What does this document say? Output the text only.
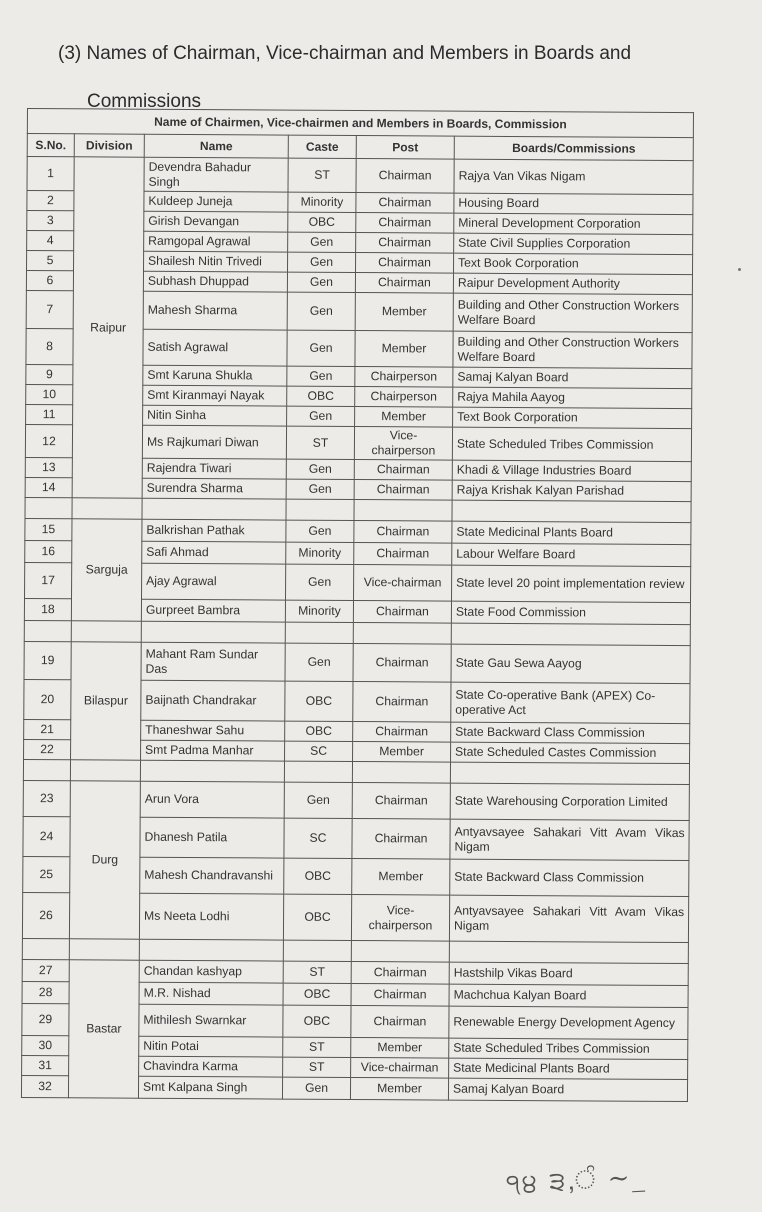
(3) Names of Chairman, Vice-chairman and Members in Boards and
Commissions
Name of Chairmen, Vice-chairmen and Members in Boards, Commission					
S.No.	Division	Name	Caste	Post	Boards/Commissions
1	Raipur	Devendra Bahadur Singh	ST	Chairman	Rajya Van Vikas Nigam
2		Kuldeep Juneja	Minority	Chairman	Housing Board
3		Girish Devangan	OBC	Chairman	Mineral Development Corporation
4		Ramgopal Agrawal	Gen	Chairman	State Civil Supplies Corporation
5		Shailesh Nitin Trivedi	Gen	Chairman	Text Book Corporation
6		Subhash Dhuppad	Gen	Chairman	Raipur Development Authority
7		Mahesh Sharma	Gen	Member	Building and Other Construction Workers Welfare Board
8		Satish Agrawal	Gen	Member	Building and Other Construction Workers Welfare Board
9		Smt Karuna Shukla	Gen	Chairperson	Samaj Kalyan Board
10		Smt Kiranmayi Nayak	OBC	Chairperson	Rajya Mahila Aayog
11		Nitin Sinha	Gen	Member	Text Book Corporation
12		Ms Rajkumari Diwan	ST	Vice-chairperson	State Scheduled Tribes Commission
13		Rajendra Tiwari	Gen	Chairman	Khadi & Village Industries Board
14		Surendra Sharma	Gen	Chairman	Rajya Krishak Kalyan Parishad

15	Sarguja	Balkrishan Pathak	Gen	Chairman	State Medicinal Plants Board
16		Safi Ahmad	Minority	Chairman	Labour Welfare Board
17		Ajay Agrawal	Gen	Vice-chairman	State level 20 point implementation review
18		Gurpreet Bambra	Minority	Chairman	State Food Commission

19	Bilaspur	Mahant Ram Sundar Das	Gen	Chairman	State Gau Sewa Aayog
20		Baijnath Chandrakar	OBC	Chairman	State Co-operative Bank (APEX) Co-operative Act
21		Thaneshwar Sahu	OBC	Chairman	State Backward Class Commission
22		Smt Padma Manhar	SC	Member	State Scheduled Castes Commission

23	Durg	Arun Vora	Gen	Chairman	State Warehousing Corporation Limited
24		Dhanesh Patila	SC	Chairman	Antyavsayee Sahakari Vitt Avam Vikas Nigam
25		Mahesh Chandravanshi	OBC	Member	State Backward Class Commission
26		Ms Neeta Lodhi	OBC	Vice-chairperson	Antyavsayee Sahakari Vitt Avam Vikas Nigam

27	Bastar	Chandan kashyap	ST	Chairman	Hastshilp Vikas Board
28		M.R. Nishad	OBC	Chairman	Machchua Kalyan Board
29		Mithilesh Swarnkar	OBC	Chairman	Renewable Energy Development Agency
30		Nitin Potai	ST	Member	State Scheduled Tribes Commission
31		Chavindra Karma	ST	Vice-chairman	State Medicinal Plants Board
32		Smt Kalpana Singh	Gen	Member	Samaj Kalyan Board
੧੪ ੩,ੰ ~_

*REQUIREMENTS*
Tally up the lines in the records that contain the word "Boards" and give only the total.

*COMPLETE OUTPUT*
3